═══ DATA
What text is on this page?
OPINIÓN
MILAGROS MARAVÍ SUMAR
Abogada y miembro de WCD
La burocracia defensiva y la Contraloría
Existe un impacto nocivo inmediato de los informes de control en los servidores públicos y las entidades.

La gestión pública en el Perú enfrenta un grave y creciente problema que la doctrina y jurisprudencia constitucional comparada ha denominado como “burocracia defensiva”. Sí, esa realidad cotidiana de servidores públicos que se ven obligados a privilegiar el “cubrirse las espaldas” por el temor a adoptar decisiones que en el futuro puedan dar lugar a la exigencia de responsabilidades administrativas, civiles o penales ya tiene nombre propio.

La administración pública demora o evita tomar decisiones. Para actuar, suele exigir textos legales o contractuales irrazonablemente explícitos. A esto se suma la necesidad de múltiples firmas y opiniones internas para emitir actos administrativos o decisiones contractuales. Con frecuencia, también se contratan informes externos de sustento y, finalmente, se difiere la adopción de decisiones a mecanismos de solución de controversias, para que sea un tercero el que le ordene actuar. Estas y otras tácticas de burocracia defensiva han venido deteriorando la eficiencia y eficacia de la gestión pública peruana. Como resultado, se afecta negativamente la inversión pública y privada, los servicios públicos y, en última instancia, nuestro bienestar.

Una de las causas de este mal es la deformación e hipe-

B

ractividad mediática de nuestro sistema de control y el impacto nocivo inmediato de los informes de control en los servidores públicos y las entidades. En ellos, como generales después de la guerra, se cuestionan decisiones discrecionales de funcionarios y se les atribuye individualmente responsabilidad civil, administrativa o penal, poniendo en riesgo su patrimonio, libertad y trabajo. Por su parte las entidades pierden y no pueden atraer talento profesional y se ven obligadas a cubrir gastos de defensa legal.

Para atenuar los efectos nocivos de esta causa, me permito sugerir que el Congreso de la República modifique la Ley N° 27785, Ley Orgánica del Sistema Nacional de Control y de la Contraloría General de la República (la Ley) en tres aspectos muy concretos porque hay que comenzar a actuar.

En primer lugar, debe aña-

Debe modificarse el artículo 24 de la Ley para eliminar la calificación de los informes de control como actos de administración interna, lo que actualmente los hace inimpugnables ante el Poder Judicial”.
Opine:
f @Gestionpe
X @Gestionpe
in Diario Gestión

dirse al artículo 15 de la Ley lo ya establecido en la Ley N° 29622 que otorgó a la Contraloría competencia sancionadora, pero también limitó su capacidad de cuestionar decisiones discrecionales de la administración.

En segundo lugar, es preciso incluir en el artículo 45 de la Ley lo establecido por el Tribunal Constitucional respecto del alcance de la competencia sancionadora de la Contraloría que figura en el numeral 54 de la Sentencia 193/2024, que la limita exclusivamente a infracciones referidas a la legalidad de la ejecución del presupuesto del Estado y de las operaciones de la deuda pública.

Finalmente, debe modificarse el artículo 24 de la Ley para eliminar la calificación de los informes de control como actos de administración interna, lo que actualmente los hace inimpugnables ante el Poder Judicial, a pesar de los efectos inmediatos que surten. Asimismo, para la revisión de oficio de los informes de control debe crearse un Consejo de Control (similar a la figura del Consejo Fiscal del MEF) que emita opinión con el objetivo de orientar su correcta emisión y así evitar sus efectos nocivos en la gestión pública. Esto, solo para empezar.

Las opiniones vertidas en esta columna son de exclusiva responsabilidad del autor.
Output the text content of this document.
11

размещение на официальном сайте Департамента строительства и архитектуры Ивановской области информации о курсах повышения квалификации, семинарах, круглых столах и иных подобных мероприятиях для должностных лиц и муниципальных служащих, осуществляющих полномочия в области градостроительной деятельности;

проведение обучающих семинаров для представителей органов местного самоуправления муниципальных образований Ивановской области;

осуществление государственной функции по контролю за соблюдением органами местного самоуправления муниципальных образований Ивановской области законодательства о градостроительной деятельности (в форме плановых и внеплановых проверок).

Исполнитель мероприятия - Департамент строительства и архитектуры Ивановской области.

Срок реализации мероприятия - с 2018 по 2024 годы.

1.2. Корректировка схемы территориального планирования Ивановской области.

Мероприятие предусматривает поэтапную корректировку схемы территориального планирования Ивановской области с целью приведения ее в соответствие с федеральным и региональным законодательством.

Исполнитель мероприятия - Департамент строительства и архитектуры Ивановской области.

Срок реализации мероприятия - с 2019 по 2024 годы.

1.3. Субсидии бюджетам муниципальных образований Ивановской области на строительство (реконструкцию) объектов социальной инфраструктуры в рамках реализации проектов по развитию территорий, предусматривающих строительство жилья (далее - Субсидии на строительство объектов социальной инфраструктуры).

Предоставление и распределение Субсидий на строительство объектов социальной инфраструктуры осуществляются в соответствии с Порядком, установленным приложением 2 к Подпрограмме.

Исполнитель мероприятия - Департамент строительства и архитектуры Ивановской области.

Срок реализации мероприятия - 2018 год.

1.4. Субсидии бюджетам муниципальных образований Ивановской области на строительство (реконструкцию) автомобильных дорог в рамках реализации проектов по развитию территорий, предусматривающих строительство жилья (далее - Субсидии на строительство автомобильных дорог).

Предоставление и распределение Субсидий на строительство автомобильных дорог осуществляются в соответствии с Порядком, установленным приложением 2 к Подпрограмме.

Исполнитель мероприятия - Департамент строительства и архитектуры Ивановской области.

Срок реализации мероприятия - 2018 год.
══════
EXERCISE AIM:
Set down the listing above in full, please, exactly as it appears.

FINAL RESULT:
What text is on this page?
OPINIÓN
MILAGROS MARAVÍ SUMAR
Abogada y miembro de WCD
La burocracia defensiva y la Contraloría
Existe un impacto nocivo inmediato de los informes de control en los servidores públicos y las entidades.

La gestión pública en el Perú enfrenta un grave y creciente problema que la doctrina y jurisprudencia constitucional comparada ha denominado como “burocracia defensiva”. Sí, esa realidad cotidiana de servidores públicos que se ven obligados a privilegiar el “cubrirse las espaldas” por el temor a adoptar decisiones que en el futuro puedan dar lugar a la exigencia de responsabilidades administrativas, civiles o penales ya tiene nombre propio.

La administración pública demora o evita tomar decisiones. Para actuar, suele exigir textos legales o contractuales irrazonablemente explícitos. A esto se suma la necesidad de múltiples firmas y opiniones internas para emitir actos administrativos o decisiones contractuales. Con frecuencia, también se contratan informes externos de sustento y, finalmente, se difiere la adopción de decisiones a mecanismos de solución de controversias, para que sea un tercero el que le ordene actuar. Estas y otras tácticas de burocracia defensiva han venido deteriorando la eficiencia y eficacia de la gestión pública peruana. Como resultado, se afecta negativamente la inversión pública y privada, los servicios públicos y, en última instancia, nuestro bienestar.

Una de las causas de este mal es la deformación e hipe-

B

ractividad mediática de nuestro sistema de control y el impacto nocivo inmediato de los informes de control en los servidores públicos y las entidades. En ellos, como generales después de la guerra, se cuestionan decisiones discrecionales de funcionarios y se les atribuye individualmente responsabilidad civil, administrativa o penal, poniendo en riesgo su patrimonio, libertad y trabajo. Por su parte las entidades pierden y no pueden atraer talento profesional y se ven obligadas a cubrir gastos de defensa legal.

Para atenuar los efectos nocivos de esta causa, me permito sugerir que el Congreso de la República modifique la Ley N° 27785, Ley Orgánica del Sistema Nacional de Control y de la Contraloría General de la República (la Ley) en tres aspectos muy concretos porque hay que comenzar a actuar.

En primer lugar, debe aña-

Debe modificarse el artículo 24 de la Ley para eliminar la calificación de los informes de control como actos de administración interna, lo que actualmente los hace inimpugnables ante el Poder Judicial”.
Opine:
f @Gestionpe
X @Gestionpe
in Diario Gestión

dirse al artículo 15 de la Ley lo ya establecido en la Ley N° 29622 que otorgó a la Contraloría competencia sancionadora, pero también limitó su capacidad de cuestionar decisiones discrecionales de la administración.

En segundo lugar, es preciso incluir en el artículo 45 de la Ley lo establecido por el Tribunal Constitucional respecto del alcance de la competencia sancionadora de la Contraloría que figura en el numeral 54 de la Sentencia 193/2024, que la limita exclusivamente a infracciones referidas a la legalidad de la ejecución del presupuesto del Estado y de las operaciones de la deuda pública.

Finalmente, debe modificarse el artículo 24 de la Ley para eliminar la calificación de los informes de control como actos de administración interna, lo que actualmente los hace inimpugnables ante el Poder Judicial, a pesar de los efectos inmediatos que surten. Asimismo, para la revisión de oficio de los informes de control debe crearse un Consejo de Control (similar a la figura del Consejo Fiscal del MEF) que emita opinión con el objetivo de orientar su correcta emisión y así evitar sus efectos nocivos en la gestión pública. Esto, solo para empezar.

Las opiniones vertidas en esta columna son de exclusiva responsabilidad del autor.
Output the text content of this document.
11

размещение на официальном сайте Департамента строительства и архитектуры Ивановской области информации о курсах повышения квалификации, семинарах, круглых столах и иных подобных мероприятиях для должностных лиц и муниципальных служащих, осуществляющих полномочия в области градостроительной деятельности;

проведение обучающих семинаров для представителей органов местного самоуправления муниципальных образований Ивановской области;

осуществление государственной функции по контролю за соблюдением органами местного самоуправления муниципальных образований Ивановской области законодательства о градостроительной деятельности (в форме плановых и внеплановых проверок).

Исполнитель мероприятия - Департамент строительства и архитектуры Ивановской области.

Срок реализации мероприятия - с 2018 по 2024 годы.

1.2. Корректировка схемы территориального планирования Ивановской области.

Мероприятие предусматривает поэтапную корректировку схемы территориального планирования Ивановской области с целью приведения ее в соответствие с федеральным и региональным законодательством.

Исполнитель мероприятия - Департамент строительства и архитектуры Ивановской области.

Срок реализации мероприятия - с 2019 по 2024 годы.

1.3. Субсидии бюджетам муниципальных образований Ивановской области на строительство (реконструкцию) объектов социальной инфраструктуры в рамках реализации проектов по развитию территорий, предусматривающих строительство жилья (далее - Субсидии на строительство объектов социальной инфраструктуры).

Предоставление и распределение Субсидий на строительство объектов социальной инфраструктуры осуществляются в соответствии с Порядком, установленным приложением 2 к Подпрограмме.

Исполнитель мероприятия - Департамент строительства и архитектуры Ивановской области.

Срок реализации мероприятия - 2018 год.

1.4. Субсидии бюджетам муниципальных образований Ивановской области на строительство (реконструкцию) автомобильных дорог в рамках реализации проектов по развитию территорий, предусматривающих строительство жилья (далее - Субсидии на строительство автомобильных дорог).

Предоставление и распределение Субсидий на строительство автомобильных дорог осуществляются в соответствии с Порядком, установленным приложением 2 к Подпрограмме.

Исполнитель мероприятия - Департамент строительства и архитектуры Ивановской области.

Срок реализации мероприятия - 2018 год.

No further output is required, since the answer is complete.